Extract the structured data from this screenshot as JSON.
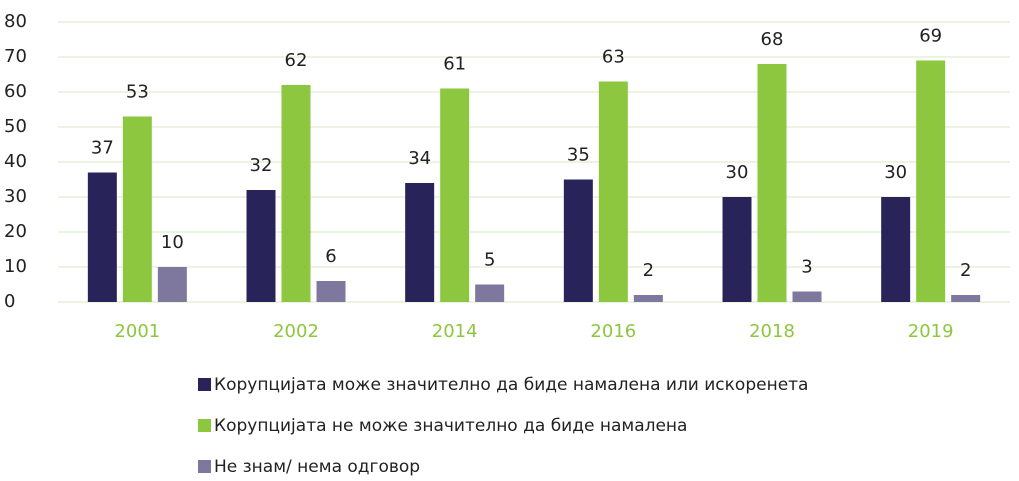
{
  "chart_data": {
    "type": "bar",
    "categories": [
      "2001",
      "2002",
      "2014",
      "2016",
      "2018",
      "2019"
    ],
    "series": [
      {
        "name": "Корупцијата може значително да биде намалена или искоренета",
        "color": "#28245a",
        "values": [
          37,
          32,
          34,
          35,
          30,
          30
        ]
      },
      {
        "name": "Корупцијата не може значително да биде намалена",
        "color": "#8dc63f",
        "values": [
          53,
          62,
          61,
          63,
          68,
          69
        ]
      },
      {
        "name": "Не знам/ нема одговор",
        "color": "#7f789e",
        "values": [
          10,
          6,
          5,
          2,
          3,
          2
        ]
      }
    ],
    "ylim": [
      0,
      80
    ],
    "yticks": [
      0,
      10,
      20,
      30,
      40,
      50,
      60,
      70,
      80
    ],
    "grid": true,
    "legend": "bottom"
  }
}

To do >> Search the records for the word "значително" and copy every line where it occurs.

Answer to the problem >>
        "name": "Корупцијата може значително да биде намалена или искоренета",
        "name": "Корупцијата не може значително да биде намалена",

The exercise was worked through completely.